═══ PROVIDED MATERIAL

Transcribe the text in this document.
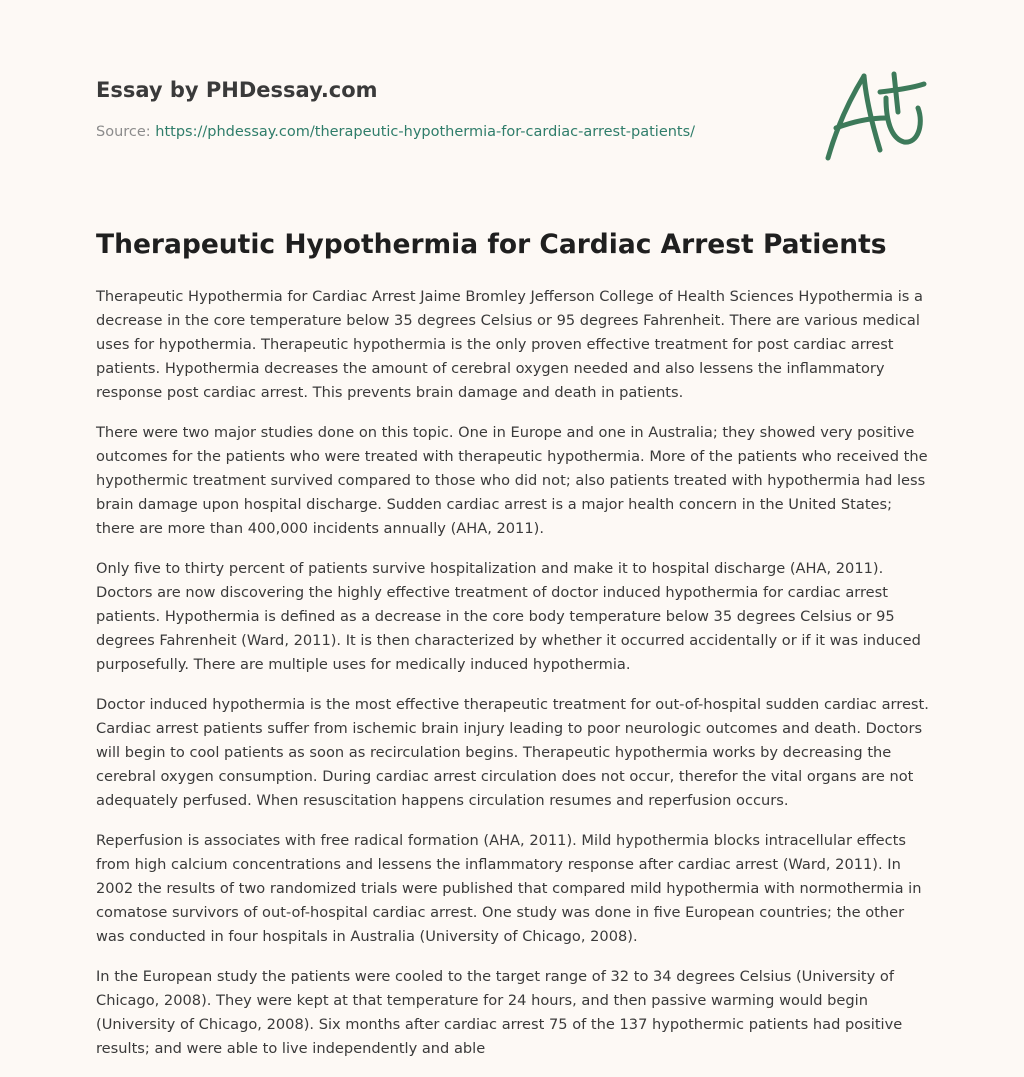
Essay by PHDessay.com
Source: https://phdessay.com/therapeutic-hypothermia-for-cardiac-arrest-patients/
Therapeutic Hypothermia for Cardiac Arrest Patients

Therapeutic Hypothermia for Cardiac Arrest Jaime Bromley Jefferson College of Health Sciences Hypothermia is a decrease in the core temperature below 35 degrees Celsius or 95 degrees Fahrenheit. There are various medical uses for hypothermia. Therapeutic hypothermia is the only proven effective treatment for post cardiac arrest patients. Hypothermia decreases the amount of cerebral oxygen needed and also lessens the inflammatory response post cardiac arrest. This prevents brain damage and death in patients.

There were two major studies done on this topic. One in Europe and one in Australia; they showed very positive outcomes for the patients who were treated with therapeutic hypothermia. More of the patients who received the hypothermic treatment survived compared to those who did not; also patients treated with hypothermia had less brain damage upon hospital discharge. Sudden cardiac arrest is a major health concern in the United States; there are more than 400,000 incidents annually (AHA, 2011).

Only five to thirty percent of patients survive hospitalization and make it to hospital discharge (AHA, 2011). Doctors are now discovering the highly effective treatment of doctor induced hypothermia for cardiac arrest patients. Hypothermia is defined as a decrease in the core body temperature below 35 degrees Celsius or 95 degrees Fahrenheit (Ward, 2011). It is then characterized by whether it occurred accidentally or if it was induced purposefully. There are multiple uses for medically induced hypothermia.

Doctor induced hypothermia is the most effective therapeutic treatment for out-of-hospital sudden cardiac arrest. Cardiac arrest patients suffer from ischemic brain injury leading to poor neurologic outcomes and death. Doctors will begin to cool patients as soon as recirculation begins. Therapeutic hypothermia works by decreasing the cerebral oxygen consumption. During cardiac arrest circulation does not occur, therefor the vital organs are not adequately perfused. When resuscitation happens circulation resumes and reperfusion occurs.

Reperfusion is associates with free radical formation (AHA, 2011). Mild hypothermia blocks intracellular effects from high calcium concentrations and lessens the inflammatory response after cardiac arrest (Ward, 2011). In 2002 the results of two randomized trials were published that compared mild hypothermia with normothermia in comatose survivors of out-of-hospital cardiac arrest. One study was done in five European countries; the other was conducted in four hospitals in Australia (University of Chicago, 2008).

In the European study the patients were cooled to the target range of 32 to 34 degrees Celsius (University of Chicago, 2008). They were kept at that temperature for 24 hours, and then passive warming would begin (University of Chicago, 2008). Six months after cardiac arrest 75 of the 137 hypothermic patients had positive results; and were able to live independently and able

══════

## WORK TO COMPLETE:
Would you filter the records and copy out each line containing "Chicago"?

## TASK RESPONSE:
Reperfusion is associates with free radical formation (AHA, 2011). Mild hypothermia blocks intracellular effects from high calcium concentrations and lessens the inflammatory response after cardiac arrest (Ward, 2011). In 2002 the results of two randomized trials were published that compared mild hypothermia with normothermia in comatose survivors of out-of-hospital cardiac arrest. One study was done in five European countries; the other was conducted in four hospitals in Australia (University of Chicago, 2008).
In the European study the patients were cooled to the target range of 32 to 34 degrees Celsius (University of Chicago, 2008). They were kept at that temperature for 24 hours, and then passive warming would begin (University of Chicago, 2008). Six months after cardiac arrest 75 of the 137 hypothermic patients had positive results; and were able to live independently and able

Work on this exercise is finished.